**EXERCISE DESCRIPTION**
For the data below, report the number of lines that contain the string "impact" and nothing else.

**SOURCE RECORDS**
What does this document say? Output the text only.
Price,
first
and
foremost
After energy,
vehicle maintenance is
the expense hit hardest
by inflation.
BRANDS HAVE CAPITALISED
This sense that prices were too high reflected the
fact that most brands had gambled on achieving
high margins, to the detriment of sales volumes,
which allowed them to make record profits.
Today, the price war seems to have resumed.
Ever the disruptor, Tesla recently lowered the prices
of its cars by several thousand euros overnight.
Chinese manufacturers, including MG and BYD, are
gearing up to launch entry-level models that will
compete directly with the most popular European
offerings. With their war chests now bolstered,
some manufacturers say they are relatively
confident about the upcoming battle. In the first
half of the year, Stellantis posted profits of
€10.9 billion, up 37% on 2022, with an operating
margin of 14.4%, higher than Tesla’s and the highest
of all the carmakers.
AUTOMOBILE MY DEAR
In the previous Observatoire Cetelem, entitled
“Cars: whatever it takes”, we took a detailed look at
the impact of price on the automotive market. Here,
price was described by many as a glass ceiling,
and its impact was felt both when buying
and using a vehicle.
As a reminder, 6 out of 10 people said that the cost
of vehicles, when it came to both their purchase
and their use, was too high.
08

**FULL OUTPUT**
2